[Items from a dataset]
★ ★ ★

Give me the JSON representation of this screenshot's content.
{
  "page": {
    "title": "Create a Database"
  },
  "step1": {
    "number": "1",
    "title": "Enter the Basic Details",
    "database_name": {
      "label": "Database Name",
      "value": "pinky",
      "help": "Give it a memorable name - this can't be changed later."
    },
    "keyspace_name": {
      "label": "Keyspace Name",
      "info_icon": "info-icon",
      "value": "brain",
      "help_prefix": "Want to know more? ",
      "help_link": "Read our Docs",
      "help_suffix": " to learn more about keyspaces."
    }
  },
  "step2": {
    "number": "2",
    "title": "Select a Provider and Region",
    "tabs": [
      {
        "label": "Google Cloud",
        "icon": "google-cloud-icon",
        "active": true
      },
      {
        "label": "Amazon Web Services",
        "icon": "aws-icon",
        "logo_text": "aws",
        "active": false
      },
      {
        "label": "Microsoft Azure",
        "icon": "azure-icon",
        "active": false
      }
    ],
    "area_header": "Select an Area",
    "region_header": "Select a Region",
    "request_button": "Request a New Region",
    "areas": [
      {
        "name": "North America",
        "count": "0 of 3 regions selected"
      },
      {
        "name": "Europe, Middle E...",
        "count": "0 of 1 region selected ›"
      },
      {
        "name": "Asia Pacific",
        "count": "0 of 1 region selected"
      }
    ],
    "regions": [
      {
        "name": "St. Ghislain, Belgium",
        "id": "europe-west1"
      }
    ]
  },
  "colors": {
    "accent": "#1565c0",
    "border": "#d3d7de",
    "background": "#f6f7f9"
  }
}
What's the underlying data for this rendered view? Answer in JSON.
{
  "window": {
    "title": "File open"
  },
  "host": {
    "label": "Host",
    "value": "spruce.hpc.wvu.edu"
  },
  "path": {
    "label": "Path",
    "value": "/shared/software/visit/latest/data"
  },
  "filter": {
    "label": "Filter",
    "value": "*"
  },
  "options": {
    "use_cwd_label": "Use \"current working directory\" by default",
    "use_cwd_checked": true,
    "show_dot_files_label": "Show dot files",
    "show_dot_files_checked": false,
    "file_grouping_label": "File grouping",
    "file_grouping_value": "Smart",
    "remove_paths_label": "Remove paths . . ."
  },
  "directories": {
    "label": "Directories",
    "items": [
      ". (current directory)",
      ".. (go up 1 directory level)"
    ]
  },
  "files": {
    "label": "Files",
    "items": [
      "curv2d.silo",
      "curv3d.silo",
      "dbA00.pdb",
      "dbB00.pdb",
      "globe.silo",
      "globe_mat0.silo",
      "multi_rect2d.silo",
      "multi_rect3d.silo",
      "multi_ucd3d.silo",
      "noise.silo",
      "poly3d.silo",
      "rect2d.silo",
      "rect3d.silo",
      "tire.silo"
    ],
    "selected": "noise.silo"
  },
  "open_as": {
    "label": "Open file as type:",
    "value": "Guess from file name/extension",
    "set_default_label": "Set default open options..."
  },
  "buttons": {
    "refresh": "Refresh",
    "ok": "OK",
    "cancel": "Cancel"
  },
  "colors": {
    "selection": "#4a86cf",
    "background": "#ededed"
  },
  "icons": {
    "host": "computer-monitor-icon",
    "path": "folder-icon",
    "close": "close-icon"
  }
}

★ ★ ★

• _WHAT TO DO_
Above are some records; repeat all of them exactly.

• _TASK ANSWER_
Give me the JSON representation of this screenshot's content.
{
  "page": {
    "title": "Create a Database"
  },
  "step1": {
    "number": "1",
    "title": "Enter the Basic Details",
    "database_name": {
      "label": "Database Name",
      "value": "pinky",
      "help": "Give it a memorable name - this can't be changed later."
    },
    "keyspace_name": {
      "label": "Keyspace Name",
      "info_icon": "info-icon",
      "value": "brain",
      "help_prefix": "Want to know more? ",
      "help_link": "Read our Docs",
      "help_suffix": " to learn more about keyspaces."
    }
  },
  "step2": {
    "number": "2",
    "title": "Select a Provider and Region",
    "tabs": [
      {
        "label": "Google Cloud",
        "icon": "google-cloud-icon",
        "active": true
      },
      {
        "label": "Amazon Web Services",
        "icon": "aws-icon",
        "logo_text": "aws",
        "active": false
      },
      {
        "label": "Microsoft Azure",
        "icon": "azure-icon",
        "active": false
      }
    ],
    "area_header": "Select an Area",
    "region_header": "Select a Region",
    "request_button": "Request a New Region",
    "areas": [
      {
        "name": "North America",
        "count": "0 of 3 regions selected"
      },
      {
        "name": "Europe, Middle E...",
        "count": "0 of 1 region selected ›"
      },
      {
        "name": "Asia Pacific",
        "count": "0 of 1 region selected"
      }
    ],
    "regions": [
      {
        "name": "St. Ghislain, Belgium",
        "id": "europe-west1"
      }
    ]
  },
  "colors": {
    "accent": "#1565c0",
    "border": "#d3d7de",
    "background": "#f6f7f9"
  }
}
What's the underlying data for this rendered view? Answer in JSON.
{
  "window": {
    "title": "File open"
  },
  "host": {
    "label": "Host",
    "value": "spruce.hpc.wvu.edu"
  },
  "path": {
    "label": "Path",
    "value": "/shared/software/visit/latest/data"
  },
  "filter": {
    "label": "Filter",
    "value": "*"
  },
  "options": {
    "use_cwd_label": "Use \"current working directory\" by default",
    "use_cwd_checked": true,
    "show_dot_files_label": "Show dot files",
    "show_dot_files_checked": false,
    "file_grouping_label": "File grouping",
    "file_grouping_value": "Smart",
    "remove_paths_label": "Remove paths . . ."
  },
  "directories": {
    "label": "Directories",
    "items": [
      ". (current directory)",
      ".. (go up 1 directory level)"
    ]
  },
  "files": {
    "label": "Files",
    "items": [
      "curv2d.silo",
      "curv3d.silo",
      "dbA00.pdb",
      "dbB00.pdb",
      "globe.silo",
      "globe_mat0.silo",
      "multi_rect2d.silo",
      "multi_rect3d.silo",
      "multi_ucd3d.silo",
      "noise.silo",
      "poly3d.silo",
      "rect2d.silo",
      "rect3d.silo",
      "tire.silo"
    ],
    "selected": "noise.silo"
  },
  "open_as": {
    "label": "Open file as type:",
    "value": "Guess from file name/extension",
    "set_default_label": "Set default open options..."
  },
  "buttons": {
    "refresh": "Refresh",
    "ok": "OK",
    "cancel": "Cancel"
  },
  "colors": {
    "selection": "#4a86cf",
    "background": "#ededed"
  },
  "icons": {
    "host": "computer-monitor-icon",
    "path": "folder-icon",
    "close": "close-icon"
  }
}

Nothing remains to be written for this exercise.